▶ EXTRACTED ENTRIES
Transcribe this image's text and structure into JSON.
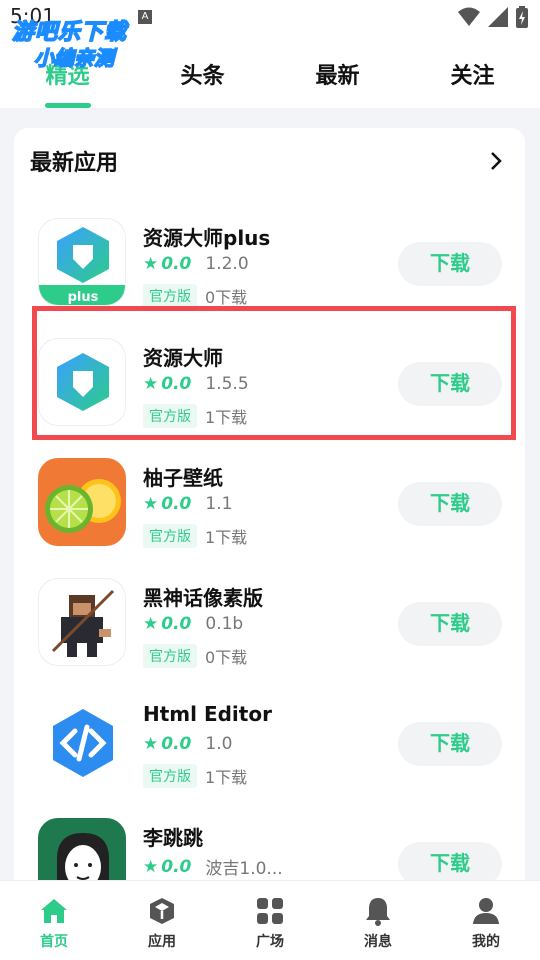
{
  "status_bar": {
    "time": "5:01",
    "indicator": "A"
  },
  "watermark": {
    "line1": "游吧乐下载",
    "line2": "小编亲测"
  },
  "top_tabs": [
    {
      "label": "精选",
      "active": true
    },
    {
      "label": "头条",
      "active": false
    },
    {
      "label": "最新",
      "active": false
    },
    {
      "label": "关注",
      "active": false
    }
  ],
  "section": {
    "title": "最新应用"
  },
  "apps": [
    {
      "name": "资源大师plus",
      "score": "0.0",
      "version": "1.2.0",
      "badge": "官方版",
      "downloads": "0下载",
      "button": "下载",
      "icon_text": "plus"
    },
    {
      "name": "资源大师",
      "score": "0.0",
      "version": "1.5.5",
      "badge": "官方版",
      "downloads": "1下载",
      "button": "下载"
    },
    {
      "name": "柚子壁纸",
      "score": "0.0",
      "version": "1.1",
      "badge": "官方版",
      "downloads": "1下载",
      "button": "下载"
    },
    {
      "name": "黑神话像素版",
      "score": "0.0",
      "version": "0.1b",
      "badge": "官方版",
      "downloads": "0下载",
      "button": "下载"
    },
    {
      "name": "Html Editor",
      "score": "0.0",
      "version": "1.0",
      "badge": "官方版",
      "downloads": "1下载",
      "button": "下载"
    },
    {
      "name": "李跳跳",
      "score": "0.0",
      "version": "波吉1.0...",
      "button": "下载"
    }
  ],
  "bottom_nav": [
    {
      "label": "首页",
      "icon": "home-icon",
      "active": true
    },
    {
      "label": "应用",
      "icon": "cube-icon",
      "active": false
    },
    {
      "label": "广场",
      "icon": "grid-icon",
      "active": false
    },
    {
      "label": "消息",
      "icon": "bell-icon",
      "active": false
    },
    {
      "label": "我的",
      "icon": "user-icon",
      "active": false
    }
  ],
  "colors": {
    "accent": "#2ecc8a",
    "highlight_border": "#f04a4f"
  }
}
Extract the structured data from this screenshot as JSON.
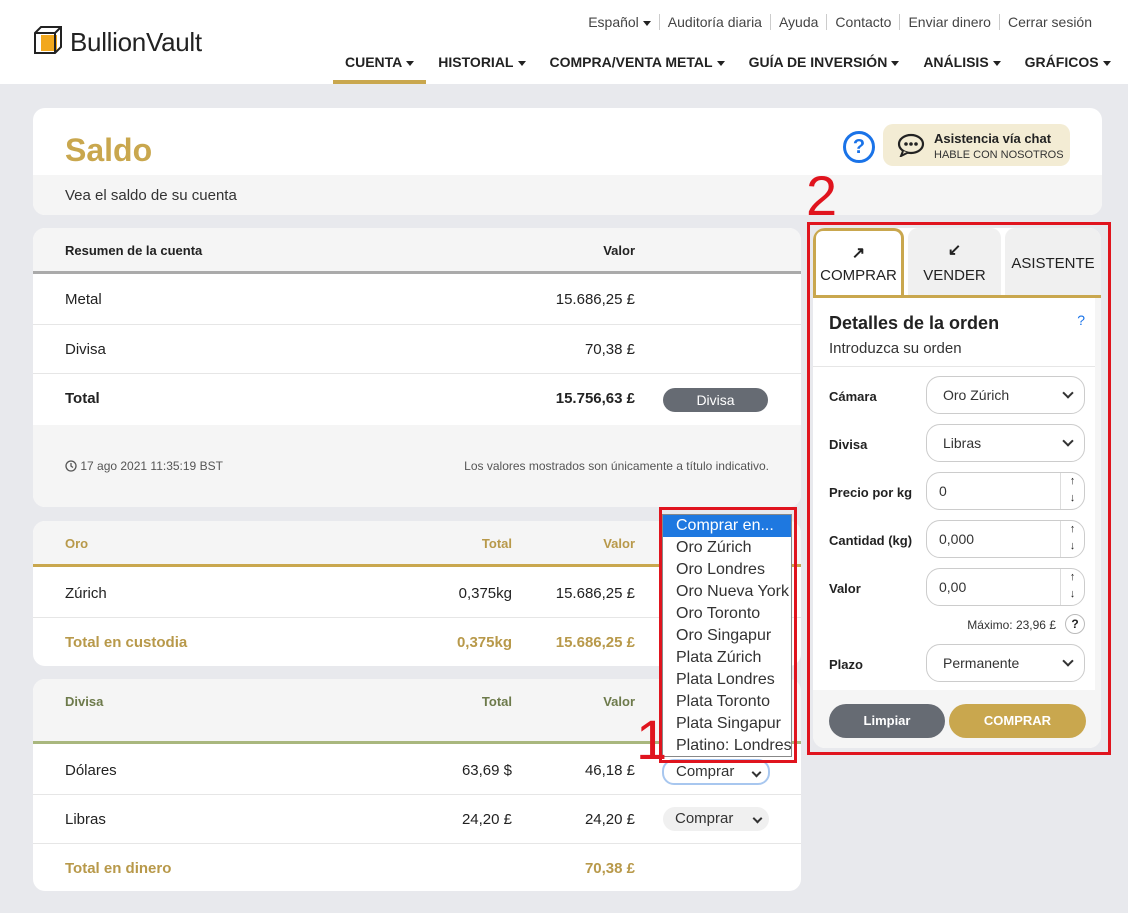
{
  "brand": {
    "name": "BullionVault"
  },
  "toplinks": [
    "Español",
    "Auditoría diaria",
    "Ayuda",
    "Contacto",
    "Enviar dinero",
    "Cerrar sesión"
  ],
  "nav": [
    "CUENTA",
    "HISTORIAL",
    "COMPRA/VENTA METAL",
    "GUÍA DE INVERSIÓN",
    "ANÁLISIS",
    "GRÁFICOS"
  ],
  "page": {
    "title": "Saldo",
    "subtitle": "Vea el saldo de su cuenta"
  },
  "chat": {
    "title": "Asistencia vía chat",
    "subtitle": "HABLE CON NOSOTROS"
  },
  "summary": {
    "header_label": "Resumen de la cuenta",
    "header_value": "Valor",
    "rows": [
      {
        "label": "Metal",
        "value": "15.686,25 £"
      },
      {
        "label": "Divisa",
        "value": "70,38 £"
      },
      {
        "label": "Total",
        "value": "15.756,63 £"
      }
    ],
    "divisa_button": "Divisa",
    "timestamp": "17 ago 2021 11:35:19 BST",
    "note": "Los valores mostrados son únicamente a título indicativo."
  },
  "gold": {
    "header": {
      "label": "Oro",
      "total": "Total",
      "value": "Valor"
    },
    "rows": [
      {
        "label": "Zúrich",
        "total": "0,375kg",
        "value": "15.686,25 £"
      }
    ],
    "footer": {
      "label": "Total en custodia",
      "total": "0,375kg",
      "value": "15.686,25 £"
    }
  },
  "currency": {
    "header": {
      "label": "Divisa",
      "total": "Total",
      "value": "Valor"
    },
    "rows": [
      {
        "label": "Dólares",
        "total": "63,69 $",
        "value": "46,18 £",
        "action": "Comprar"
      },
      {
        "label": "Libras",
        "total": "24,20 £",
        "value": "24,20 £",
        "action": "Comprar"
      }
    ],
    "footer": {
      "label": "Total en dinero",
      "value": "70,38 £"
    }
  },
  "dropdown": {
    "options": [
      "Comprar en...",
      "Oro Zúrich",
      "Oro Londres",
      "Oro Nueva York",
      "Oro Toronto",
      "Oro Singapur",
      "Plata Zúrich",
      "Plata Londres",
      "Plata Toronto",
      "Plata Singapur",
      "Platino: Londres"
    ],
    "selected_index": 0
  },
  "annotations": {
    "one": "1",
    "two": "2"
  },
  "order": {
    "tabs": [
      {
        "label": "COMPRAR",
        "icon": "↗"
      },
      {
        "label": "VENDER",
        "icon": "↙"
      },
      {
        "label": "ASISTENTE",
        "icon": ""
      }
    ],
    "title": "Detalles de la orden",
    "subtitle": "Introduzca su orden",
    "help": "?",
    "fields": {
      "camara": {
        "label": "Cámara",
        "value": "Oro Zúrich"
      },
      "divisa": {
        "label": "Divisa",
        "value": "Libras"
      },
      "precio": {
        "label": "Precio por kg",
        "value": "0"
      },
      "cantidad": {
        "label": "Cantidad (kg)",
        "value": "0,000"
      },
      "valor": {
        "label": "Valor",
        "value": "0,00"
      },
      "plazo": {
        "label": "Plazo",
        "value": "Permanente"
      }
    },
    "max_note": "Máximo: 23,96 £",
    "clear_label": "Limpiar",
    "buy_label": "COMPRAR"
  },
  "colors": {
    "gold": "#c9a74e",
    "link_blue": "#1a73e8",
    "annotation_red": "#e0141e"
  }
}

▶ SHORT PROBLEM
Transcribe each entry precisely as given, leaving the pictures out.

▶ THE ANSWER
Transcribe this image's text and structure into JSON.
{
  "status_bar": {
    "time": "5:01",
    "indicator": "A"
  },
  "watermark": {
    "line1": "游吧乐下载",
    "line2": "小编亲测"
  },
  "top_tabs": [
    {
      "label": "精选",
      "active": true
    },
    {
      "label": "头条",
      "active": false
    },
    {
      "label": "最新",
      "active": false
    },
    {
      "label": "关注",
      "active": false
    }
  ],
  "section": {
    "title": "最新应用"
  },
  "apps": [
    {
      "name": "资源大师plus",
      "score": "0.0",
      "version": "1.2.0",
      "badge": "官方版",
      "downloads": "0下载",
      "button": "下载",
      "icon_text": "plus"
    },
    {
      "name": "资源大师",
      "score": "0.0",
      "version": "1.5.5",
      "badge": "官方版",
      "downloads": "1下载",
      "button": "下载"
    },
    {
      "name": "柚子壁纸",
      "score": "0.0",
      "version": "1.1",
      "badge": "官方版",
      "downloads": "1下载",
      "button": "下载"
    },
    {
      "name": "黑神话像素版",
      "score": "0.0",
      "version": "0.1b",
      "badge": "官方版",
      "downloads": "0下载",
      "button": "下载"
    },
    {
      "name": "Html Editor",
      "score": "0.0",
      "version": "1.0",
      "badge": "官方版",
      "downloads": "1下载",
      "button": "下载"
    },
    {
      "name": "李跳跳",
      "score": "0.0",
      "version": "波吉1.0...",
      "button": "下载"
    }
  ],
  "bottom_nav": [
    {
      "label": "首页",
      "icon": "home-icon",
      "active": true
    },
    {
      "label": "应用",
      "icon": "cube-icon",
      "active": false
    },
    {
      "label": "广场",
      "icon": "grid-icon",
      "active": false
    },
    {
      "label": "消息",
      "icon": "bell-icon",
      "active": false
    },
    {
      "label": "我的",
      "icon": "user-icon",
      "active": false
    }
  ],
  "colors": {
    "accent": "#2ecc8a",
    "highlight_border": "#f04a4f"
  }
}
Extract the structured data from this screenshot as JSON.
{
  "brand": {
    "name": "BullionVault"
  },
  "toplinks": [
    "Español",
    "Auditoría diaria",
    "Ayuda",
    "Contacto",
    "Enviar dinero",
    "Cerrar sesión"
  ],
  "nav": [
    "CUENTA",
    "HISTORIAL",
    "COMPRA/VENTA METAL",
    "GUÍA DE INVERSIÓN",
    "ANÁLISIS",
    "GRÁFICOS"
  ],
  "page": {
    "title": "Saldo",
    "subtitle": "Vea el saldo de su cuenta"
  },
  "chat": {
    "title": "Asistencia vía chat",
    "subtitle": "HABLE CON NOSOTROS"
  },
  "summary": {
    "header_label": "Resumen de la cuenta",
    "header_value": "Valor",
    "rows": [
      {
        "label": "Metal",
        "value": "15.686,25 £"
      },
      {
        "label": "Divisa",
        "value": "70,38 £"
      },
      {
        "label": "Total",
        "value": "15.756,63 £"
      }
    ],
    "divisa_button": "Divisa",
    "timestamp": "17 ago 2021 11:35:19 BST",
    "note": "Los valores mostrados son únicamente a título indicativo."
  },
  "gold": {
    "header": {
      "label": "Oro",
      "total": "Total",
      "value": "Valor"
    },
    "rows": [
      {
        "label": "Zúrich",
        "total": "0,375kg",
        "value": "15.686,25 £"
      }
    ],
    "footer": {
      "label": "Total en custodia",
      "total": "0,375kg",
      "value": "15.686,25 £"
    }
  },
  "currency": {
    "header": {
      "label": "Divisa",
      "total": "Total",
      "value": "Valor"
    },
    "rows": [
      {
        "label": "Dólares",
        "total": "63,69 $",
        "value": "46,18 £",
        "action": "Comprar"
      },
      {
        "label": "Libras",
        "total": "24,20 £",
        "value": "24,20 £",
        "action": "Comprar"
      }
    ],
    "footer": {
      "label": "Total en dinero",
      "value": "70,38 £"
    }
  },
  "dropdown": {
    "options": [
      "Comprar en...",
      "Oro Zúrich",
      "Oro Londres",
      "Oro Nueva York",
      "Oro Toronto",
      "Oro Singapur",
      "Plata Zúrich",
      "Plata Londres",
      "Plata Toronto",
      "Plata Singapur",
      "Platino: Londres"
    ],
    "selected_index": 0
  },
  "annotations": {
    "one": "1",
    "two": "2"
  },
  "order": {
    "tabs": [
      {
        "label": "COMPRAR",
        "icon": "↗"
      },
      {
        "label": "VENDER",
        "icon": "↙"
      },
      {
        "label": "ASISTENTE",
        "icon": ""
      }
    ],
    "title": "Detalles de la orden",
    "subtitle": "Introduzca su orden",
    "help": "?",
    "fields": {
      "camara": {
        "label": "Cámara",
        "value": "Oro Zúrich"
      },
      "divisa": {
        "label": "Divisa",
        "value": "Libras"
      },
      "precio": {
        "label": "Precio por kg",
        "value": "0"
      },
      "cantidad": {
        "label": "Cantidad (kg)",
        "value": "0,000"
      },
      "valor": {
        "label": "Valor",
        "value": "0,00"
      },
      "plazo": {
        "label": "Plazo",
        "value": "Permanente"
      }
    },
    "max_note": "Máximo: 23,96 £",
    "clear_label": "Limpiar",
    "buy_label": "COMPRAR"
  },
  "colors": {
    "gold": "#c9a74e",
    "link_blue": "#1a73e8",
    "annotation_red": "#e0141e"
  }
}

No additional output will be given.